(Collection entries)

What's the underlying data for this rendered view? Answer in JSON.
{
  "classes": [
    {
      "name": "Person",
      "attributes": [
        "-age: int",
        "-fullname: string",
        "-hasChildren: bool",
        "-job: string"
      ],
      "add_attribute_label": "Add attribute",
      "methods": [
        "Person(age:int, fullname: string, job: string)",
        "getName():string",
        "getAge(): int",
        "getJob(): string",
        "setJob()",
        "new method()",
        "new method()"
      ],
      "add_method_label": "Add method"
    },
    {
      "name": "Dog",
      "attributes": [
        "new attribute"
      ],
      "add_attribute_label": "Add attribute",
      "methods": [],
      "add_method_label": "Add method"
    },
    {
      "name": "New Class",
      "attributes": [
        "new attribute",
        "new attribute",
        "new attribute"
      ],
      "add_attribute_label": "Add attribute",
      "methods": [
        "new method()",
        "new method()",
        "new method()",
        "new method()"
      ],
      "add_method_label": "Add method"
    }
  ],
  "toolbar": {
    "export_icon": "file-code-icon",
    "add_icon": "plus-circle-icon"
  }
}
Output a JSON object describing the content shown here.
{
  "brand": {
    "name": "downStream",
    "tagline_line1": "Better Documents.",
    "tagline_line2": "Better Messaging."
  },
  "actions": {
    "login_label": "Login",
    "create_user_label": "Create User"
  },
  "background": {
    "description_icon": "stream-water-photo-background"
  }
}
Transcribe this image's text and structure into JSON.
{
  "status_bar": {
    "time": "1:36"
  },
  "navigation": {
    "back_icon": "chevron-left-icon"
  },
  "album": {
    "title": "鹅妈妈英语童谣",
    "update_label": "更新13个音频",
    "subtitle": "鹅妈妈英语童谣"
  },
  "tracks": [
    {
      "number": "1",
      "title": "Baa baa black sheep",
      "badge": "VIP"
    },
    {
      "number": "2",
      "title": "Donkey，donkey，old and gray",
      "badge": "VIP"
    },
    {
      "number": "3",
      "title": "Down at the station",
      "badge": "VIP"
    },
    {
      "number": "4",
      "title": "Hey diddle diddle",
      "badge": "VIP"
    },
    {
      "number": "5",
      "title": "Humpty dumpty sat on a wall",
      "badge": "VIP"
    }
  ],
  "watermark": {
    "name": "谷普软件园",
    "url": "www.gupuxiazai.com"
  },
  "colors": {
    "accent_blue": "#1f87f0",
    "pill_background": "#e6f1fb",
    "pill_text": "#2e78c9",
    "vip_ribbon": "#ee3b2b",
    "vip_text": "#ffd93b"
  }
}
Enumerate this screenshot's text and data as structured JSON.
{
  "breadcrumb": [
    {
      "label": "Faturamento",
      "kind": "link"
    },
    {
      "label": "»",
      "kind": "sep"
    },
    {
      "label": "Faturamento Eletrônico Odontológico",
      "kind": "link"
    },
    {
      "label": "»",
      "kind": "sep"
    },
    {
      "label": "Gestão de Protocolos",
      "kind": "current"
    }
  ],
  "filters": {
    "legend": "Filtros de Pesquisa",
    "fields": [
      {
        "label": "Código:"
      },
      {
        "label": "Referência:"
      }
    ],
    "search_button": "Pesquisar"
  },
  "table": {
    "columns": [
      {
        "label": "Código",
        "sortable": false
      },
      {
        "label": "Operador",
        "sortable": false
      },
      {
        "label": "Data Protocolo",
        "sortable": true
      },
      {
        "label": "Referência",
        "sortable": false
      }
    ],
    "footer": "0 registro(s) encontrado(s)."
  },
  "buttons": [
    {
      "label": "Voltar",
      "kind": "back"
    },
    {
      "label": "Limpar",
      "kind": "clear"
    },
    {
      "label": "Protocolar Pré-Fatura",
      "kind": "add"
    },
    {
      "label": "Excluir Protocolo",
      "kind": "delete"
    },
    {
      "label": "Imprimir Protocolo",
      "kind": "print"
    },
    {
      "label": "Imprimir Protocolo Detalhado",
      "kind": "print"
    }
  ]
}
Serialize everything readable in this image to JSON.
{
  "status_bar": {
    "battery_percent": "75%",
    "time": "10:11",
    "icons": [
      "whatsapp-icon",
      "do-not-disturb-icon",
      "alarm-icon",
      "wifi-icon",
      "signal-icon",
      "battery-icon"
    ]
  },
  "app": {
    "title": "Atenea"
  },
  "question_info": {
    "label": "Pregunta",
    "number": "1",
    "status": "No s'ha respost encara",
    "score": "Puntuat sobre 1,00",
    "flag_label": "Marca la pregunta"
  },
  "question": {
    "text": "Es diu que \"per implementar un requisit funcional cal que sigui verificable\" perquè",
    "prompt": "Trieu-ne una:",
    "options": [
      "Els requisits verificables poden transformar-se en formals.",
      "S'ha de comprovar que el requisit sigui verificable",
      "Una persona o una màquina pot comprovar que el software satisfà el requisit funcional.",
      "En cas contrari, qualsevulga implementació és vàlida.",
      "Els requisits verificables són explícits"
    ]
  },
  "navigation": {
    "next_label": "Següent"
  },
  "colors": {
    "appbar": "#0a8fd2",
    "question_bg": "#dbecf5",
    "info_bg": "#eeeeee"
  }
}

Exercise instructions: Give only the number of lines in the preceding material that contain the string "Imprimir".

Solution to this task: 2